## REQUIRED TASKS
[1] In the passage about Hidary, which organization acquired Vista Research in 2005?
[2] Rewrite the stretch of the passage about Hidary from "Hidary co-founded Vista" through "Schmidt as Chairman.", swapping "standalone" for "separate".

## EXTRACT
----------

Hidary co-founded Vista Research in 2001 as an independent financial research company serving institutional investors, drawing on experts in the fields of technology, media, telecommunications, energy, aerospace and healthcare. Vista Research was acquired in 2005 by the Standard & Poor’s division of McGraw-Hill.

===SandboxAQ===
In 2016, Hidary founded a quantum technology group at Alphabet Inc. In 2022, it was spun out into a standalone company, SandboxAQ, with Hidary as CEO and Eric Schmidt as Chairman.

At launch, Reuters reported the company had raised a ‘nine-figure’ initial funding round from investors including Schmidt, Breyer Capital, T. Rowe Price funds, TIME Ventures and others. In 2023, Reuters confirmed that the amount raised was $500 million. Under Hidary’s leadership, the company has secured several government contracts for its quantum-resistant cybersecurity solutions, launched a quantum navigation pilot program with the U.S. Air Force, and launched a molecular simulation division to accelerate drug discovery. In 2024, The Information reported that the company was facing difficulties commercializing its technology. The company has released a number of open source datasets for AI training in chemical and biological science.

In 2025, Quantum Computing Report reported that Michael J. Wolf, CEO of Activate Consulting, had joined the board of directors. Wolf was formerly global managing partner of McKinsey & Company, and president and chief operating officer of MTV Networks. He was an advocate for Jack Hidary's mayoral candidacy in 2013.

As of 2025, it was reported that SandboxAQ's software was being used for pharmaceutical development and drug discovery.

----------

## Dataset entries
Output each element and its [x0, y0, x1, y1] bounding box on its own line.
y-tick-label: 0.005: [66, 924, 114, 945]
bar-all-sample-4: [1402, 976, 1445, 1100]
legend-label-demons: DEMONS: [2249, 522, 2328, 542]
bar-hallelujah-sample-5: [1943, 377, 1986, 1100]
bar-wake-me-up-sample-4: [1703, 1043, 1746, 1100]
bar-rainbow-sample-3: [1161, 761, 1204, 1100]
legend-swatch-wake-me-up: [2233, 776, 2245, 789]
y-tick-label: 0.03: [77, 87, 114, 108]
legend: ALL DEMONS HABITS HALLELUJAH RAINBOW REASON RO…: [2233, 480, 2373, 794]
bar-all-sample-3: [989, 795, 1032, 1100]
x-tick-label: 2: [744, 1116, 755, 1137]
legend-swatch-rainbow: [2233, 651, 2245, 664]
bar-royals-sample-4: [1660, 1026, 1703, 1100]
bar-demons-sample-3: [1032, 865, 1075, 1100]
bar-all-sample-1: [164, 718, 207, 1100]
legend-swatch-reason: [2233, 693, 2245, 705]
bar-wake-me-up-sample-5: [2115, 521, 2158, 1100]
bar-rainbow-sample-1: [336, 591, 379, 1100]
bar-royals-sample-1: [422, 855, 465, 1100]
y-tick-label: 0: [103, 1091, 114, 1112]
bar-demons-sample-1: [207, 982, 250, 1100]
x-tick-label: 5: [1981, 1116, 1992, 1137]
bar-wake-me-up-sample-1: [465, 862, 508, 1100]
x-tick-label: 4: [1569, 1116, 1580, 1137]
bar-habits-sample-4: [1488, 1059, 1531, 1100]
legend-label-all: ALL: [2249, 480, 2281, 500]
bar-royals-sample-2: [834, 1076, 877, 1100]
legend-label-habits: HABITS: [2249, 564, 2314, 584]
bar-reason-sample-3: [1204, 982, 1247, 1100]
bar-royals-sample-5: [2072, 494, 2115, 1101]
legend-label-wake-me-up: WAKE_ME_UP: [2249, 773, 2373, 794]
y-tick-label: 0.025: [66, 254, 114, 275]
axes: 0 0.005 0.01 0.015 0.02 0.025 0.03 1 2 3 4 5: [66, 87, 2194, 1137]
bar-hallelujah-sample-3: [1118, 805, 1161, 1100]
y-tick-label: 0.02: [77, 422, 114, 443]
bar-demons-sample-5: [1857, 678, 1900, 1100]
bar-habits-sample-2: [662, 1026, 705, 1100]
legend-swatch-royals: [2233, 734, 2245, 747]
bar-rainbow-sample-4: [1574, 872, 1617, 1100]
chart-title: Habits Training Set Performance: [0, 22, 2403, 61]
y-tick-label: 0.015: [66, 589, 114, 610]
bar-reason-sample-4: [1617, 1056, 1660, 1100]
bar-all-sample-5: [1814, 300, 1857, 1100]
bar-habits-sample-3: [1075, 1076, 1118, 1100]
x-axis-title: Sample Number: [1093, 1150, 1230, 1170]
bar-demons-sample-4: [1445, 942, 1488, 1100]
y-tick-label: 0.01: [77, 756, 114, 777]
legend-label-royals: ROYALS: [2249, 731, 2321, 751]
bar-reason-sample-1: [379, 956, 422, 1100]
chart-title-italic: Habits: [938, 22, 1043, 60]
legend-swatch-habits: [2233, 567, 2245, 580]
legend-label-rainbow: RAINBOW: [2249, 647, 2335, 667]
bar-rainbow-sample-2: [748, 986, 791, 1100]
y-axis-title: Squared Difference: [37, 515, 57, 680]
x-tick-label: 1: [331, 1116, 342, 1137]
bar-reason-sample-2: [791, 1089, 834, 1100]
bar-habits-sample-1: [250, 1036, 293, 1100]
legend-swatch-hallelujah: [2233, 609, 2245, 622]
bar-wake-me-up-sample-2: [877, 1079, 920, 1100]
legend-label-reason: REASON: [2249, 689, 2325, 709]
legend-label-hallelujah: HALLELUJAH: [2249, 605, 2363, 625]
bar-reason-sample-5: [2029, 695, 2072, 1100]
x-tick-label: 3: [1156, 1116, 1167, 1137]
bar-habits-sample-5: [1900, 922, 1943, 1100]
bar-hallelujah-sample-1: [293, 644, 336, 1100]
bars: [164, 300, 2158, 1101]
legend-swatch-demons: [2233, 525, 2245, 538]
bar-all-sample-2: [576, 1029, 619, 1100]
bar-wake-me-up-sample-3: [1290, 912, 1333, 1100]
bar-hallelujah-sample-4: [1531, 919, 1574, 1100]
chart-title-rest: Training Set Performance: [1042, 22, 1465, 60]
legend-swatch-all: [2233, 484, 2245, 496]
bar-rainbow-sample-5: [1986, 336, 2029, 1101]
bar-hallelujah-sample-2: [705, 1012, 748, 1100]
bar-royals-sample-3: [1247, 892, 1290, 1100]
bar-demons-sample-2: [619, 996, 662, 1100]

----------

## ANSWERS PER TASK
[1] The Standard & Poor’s division of McGraw-Hill acquired Vista Research in 2005.

[2]
Hidary co-founded Vista Research in 2001 as an independent financial research company serving institutional investors, drawing on experts in the fields of technology, media, telecommunications, energy, aerospace and healthcare. Vista Research was acquired in 2005 by the Standard & Poor’s division of McGraw-Hill.

===SandboxAQ===
In 2016, Hidary founded a quantum technology group at Alphabet Inc. In 2022, it was spun out into a separate company, SandboxAQ, with Hidary as CEO and Eric Schmidt as Chairman.